[Records contained in a dataset]
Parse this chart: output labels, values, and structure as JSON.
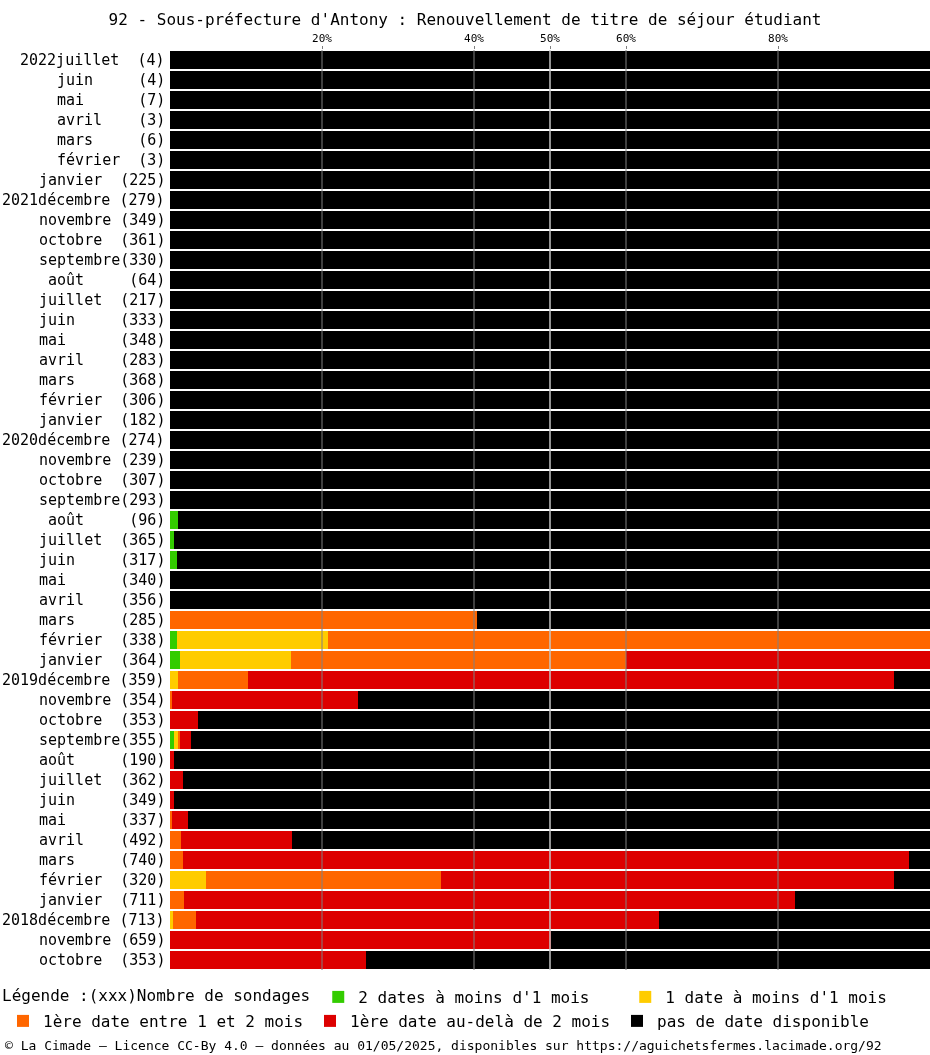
{
  "chart_data": {
    "type": "bar",
    "orientation": "horizontal",
    "stacked": true,
    "title": "92 - Sous-préfecture d'Antony : Renouvellement de titre de séjour étudiant",
    "categories": [
      "2022juillet  (4)",
      "juin     (4)",
      "mai      (7)",
      "avril    (3)",
      "mars     (6)",
      "février  (3)",
      "janvier  (225)",
      "2021décembre (279)",
      "novembre (349)",
      "octobre  (361)",
      "septembre(330)",
      "août     (64)",
      "juillet  (217)",
      "juin     (333)",
      "mai      (348)",
      "avril    (283)",
      "mars     (368)",
      "février  (306)",
      "janvier  (182)",
      "2020décembre (274)",
      "novembre (239)",
      "octobre  (307)",
      "septembre(293)",
      "août     (96)",
      "juillet  (365)",
      "juin     (317)",
      "mai      (340)",
      "avril    (356)",
      "mars     (285)",
      "février  (338)",
      "janvier  (364)",
      "2019décembre (359)",
      "novembre (354)",
      "octobre  (353)",
      "septembre(355)",
      "août     (190)",
      "juillet  (362)",
      "juin     (349)",
      "mai      (337)",
      "avril    (492)",
      "mars     (740)",
      "février  (320)",
      "janvier  (711)",
      "2018décembre (713)",
      "novembre (659)",
      "octobre  (353)"
    ],
    "series": [
      {
        "name": "2 dates à moins d'1 mois",
        "color": "#33cc00",
        "values": [
          0,
          0,
          0,
          0,
          0,
          0,
          0,
          0,
          0,
          0,
          0,
          0,
          0,
          0,
          0,
          0,
          0,
          0,
          0,
          0,
          0,
          0,
          0,
          1.0,
          0.5,
          0.9,
          0,
          0,
          0,
          0.9,
          1.3,
          0,
          0,
          0,
          0.5,
          0,
          0,
          0,
          0,
          0,
          0,
          0,
          0,
          0,
          0,
          0
        ]
      },
      {
        "name": "1 date à moins d'1 mois",
        "color": "#ffcc00",
        "values": [
          0,
          0,
          0,
          0,
          0,
          0,
          0,
          0,
          0,
          0,
          0,
          0,
          0,
          0,
          0,
          0,
          0,
          0,
          0,
          0,
          0,
          0,
          0,
          0,
          0,
          0,
          0,
          0,
          0,
          19.9,
          14.6,
          1.0,
          0,
          0,
          0.5,
          0,
          0,
          0,
          0,
          0,
          0,
          4.7,
          0,
          0.4,
          0,
          0
        ]
      },
      {
        "name": "1ère date entre 1 et 2 mois",
        "color": "#ff6600",
        "values": [
          0,
          0,
          0,
          0,
          0,
          0,
          0,
          0,
          0,
          0,
          0,
          0,
          0,
          0,
          0,
          0,
          0,
          0,
          0,
          0,
          0,
          0,
          0,
          0,
          0,
          0,
          0,
          0,
          40.4,
          79.2,
          44.1,
          9.3,
          0.2,
          0,
          0.3,
          0,
          0,
          0,
          0.2,
          1.5,
          1.7,
          30.9,
          1.8,
          3.0,
          0,
          0
        ]
      },
      {
        "name": "1ère date au-delà de 2 mois",
        "color": "#dd0000",
        "values": [
          0,
          0,
          0,
          0,
          0,
          0,
          0,
          0,
          0,
          0,
          0,
          0,
          0,
          0,
          0,
          0,
          0,
          0,
          0,
          0,
          0,
          0,
          0,
          0,
          0,
          0,
          0,
          0,
          0,
          0,
          40.0,
          84.9,
          24.6,
          3.7,
          1.4,
          0.5,
          1.7,
          0.5,
          2.2,
          14.6,
          95.5,
          59.7,
          80.4,
          60.9,
          50.1,
          25.8
        ]
      },
      {
        "name": "pas de date disponible",
        "color": "#000000",
        "values": [
          100,
          100,
          100,
          100,
          100,
          100,
          100,
          100,
          100,
          100,
          100,
          100,
          100,
          100,
          100,
          100,
          100,
          100,
          100,
          100,
          100,
          100,
          100,
          99.0,
          99.5,
          99.1,
          100,
          100,
          59.6,
          0,
          0,
          4.8,
          75.2,
          96.3,
          97.3,
          99.5,
          98.3,
          99.5,
          97.6,
          83.9,
          2.8,
          4.7,
          17.8,
          35.7,
          49.9,
          74.2
        ]
      }
    ],
    "xlim": [
      0,
      100
    ],
    "xticks": [
      {
        "value": 20,
        "label": "20%"
      },
      {
        "value": 40,
        "label": "40%"
      },
      {
        "value": 50,
        "label": "50%"
      },
      {
        "value": 60,
        "label": "60%"
      },
      {
        "value": 80,
        "label": "80%"
      }
    ],
    "grid": "x",
    "ref_lines": [
      {
        "axis": "x",
        "value": 50,
        "color": "#e8e8e8"
      }
    ],
    "legend": "bottom",
    "legend_title": "Légende :(xxx)Nombre de sondages",
    "annotations": [
      "© La Cimade — Licence CC-By 4.0 — données au 01/05/2025, disponibles sur https://aguichetsfermes.lacimade.org/92"
    ]
  }
}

(What is required) In your copy, leave out the pictures and reproduce the material above exactly.

(Answer below)
Parse this chart: output labels, values, and structure as JSON.
{
  "chart_data": {
    "type": "bar",
    "orientation": "horizontal",
    "stacked": true,
    "title": "92 - Sous-préfecture d'Antony : Renouvellement de titre de séjour étudiant",
    "categories": [
      "2022juillet  (4)",
      "juin     (4)",
      "mai      (7)",
      "avril    (3)",
      "mars     (6)",
      "février  (3)",
      "janvier  (225)",
      "2021décembre (279)",
      "novembre (349)",
      "octobre  (361)",
      "septembre(330)",
      "août     (64)",
      "juillet  (217)",
      "juin     (333)",
      "mai      (348)",
      "avril    (283)",
      "mars     (368)",
      "février  (306)",
      "janvier  (182)",
      "2020décembre (274)",
      "novembre (239)",
      "octobre  (307)",
      "septembre(293)",
      "août     (96)",
      "juillet  (365)",
      "juin     (317)",
      "mai      (340)",
      "avril    (356)",
      "mars     (285)",
      "février  (338)",
      "janvier  (364)",
      "2019décembre (359)",
      "novembre (354)",
      "octobre  (353)",
      "septembre(355)",
      "août     (190)",
      "juillet  (362)",
      "juin     (349)",
      "mai      (337)",
      "avril    (492)",
      "mars     (740)",
      "février  (320)",
      "janvier  (711)",
      "2018décembre (713)",
      "novembre (659)",
      "octobre  (353)"
    ],
    "series": [
      {
        "name": "2 dates à moins d'1 mois",
        "color": "#33cc00",
        "values": [
          0,
          0,
          0,
          0,
          0,
          0,
          0,
          0,
          0,
          0,
          0,
          0,
          0,
          0,
          0,
          0,
          0,
          0,
          0,
          0,
          0,
          0,
          0,
          1.0,
          0.5,
          0.9,
          0,
          0,
          0,
          0.9,
          1.3,
          0,
          0,
          0,
          0.5,
          0,
          0,
          0,
          0,
          0,
          0,
          0,
          0,
          0,
          0,
          0
        ]
      },
      {
        "name": "1 date à moins d'1 mois",
        "color": "#ffcc00",
        "values": [
          0,
          0,
          0,
          0,
          0,
          0,
          0,
          0,
          0,
          0,
          0,
          0,
          0,
          0,
          0,
          0,
          0,
          0,
          0,
          0,
          0,
          0,
          0,
          0,
          0,
          0,
          0,
          0,
          0,
          19.9,
          14.6,
          1.0,
          0,
          0,
          0.5,
          0,
          0,
          0,
          0,
          0,
          0,
          4.7,
          0,
          0.4,
          0,
          0
        ]
      },
      {
        "name": "1ère date entre 1 et 2 mois",
        "color": "#ff6600",
        "values": [
          0,
          0,
          0,
          0,
          0,
          0,
          0,
          0,
          0,
          0,
          0,
          0,
          0,
          0,
          0,
          0,
          0,
          0,
          0,
          0,
          0,
          0,
          0,
          0,
          0,
          0,
          0,
          0,
          40.4,
          79.2,
          44.1,
          9.3,
          0.2,
          0,
          0.3,
          0,
          0,
          0,
          0.2,
          1.5,
          1.7,
          30.9,
          1.8,
          3.0,
          0,
          0
        ]
      },
      {
        "name": "1ère date au-delà de 2 mois",
        "color": "#dd0000",
        "values": [
          0,
          0,
          0,
          0,
          0,
          0,
          0,
          0,
          0,
          0,
          0,
          0,
          0,
          0,
          0,
          0,
          0,
          0,
          0,
          0,
          0,
          0,
          0,
          0,
          0,
          0,
          0,
          0,
          0,
          0,
          40.0,
          84.9,
          24.6,
          3.7,
          1.4,
          0.5,
          1.7,
          0.5,
          2.2,
          14.6,
          95.5,
          59.7,
          80.4,
          60.9,
          50.1,
          25.8
        ]
      },
      {
        "name": "pas de date disponible",
        "color": "#000000",
        "values": [
          100,
          100,
          100,
          100,
          100,
          100,
          100,
          100,
          100,
          100,
          100,
          100,
          100,
          100,
          100,
          100,
          100,
          100,
          100,
          100,
          100,
          100,
          100,
          99.0,
          99.5,
          99.1,
          100,
          100,
          59.6,
          0,
          0,
          4.8,
          75.2,
          96.3,
          97.3,
          99.5,
          98.3,
          99.5,
          97.6,
          83.9,
          2.8,
          4.7,
          17.8,
          35.7,
          49.9,
          74.2
        ]
      }
    ],
    "xlim": [
      0,
      100
    ],
    "xticks": [
      {
        "value": 20,
        "label": "20%"
      },
      {
        "value": 40,
        "label": "40%"
      },
      {
        "value": 50,
        "label": "50%"
      },
      {
        "value": 60,
        "label": "60%"
      },
      {
        "value": 80,
        "label": "80%"
      }
    ],
    "grid": "x",
    "ref_lines": [
      {
        "axis": "x",
        "value": 50,
        "color": "#e8e8e8"
      }
    ],
    "legend": "bottom",
    "legend_title": "Légende :(xxx)Nombre de sondages",
    "annotations": [
      "© La Cimade — Licence CC-By 4.0 — données au 01/05/2025, disponibles sur https://aguichetsfermes.lacimade.org/92"
    ]
  }
}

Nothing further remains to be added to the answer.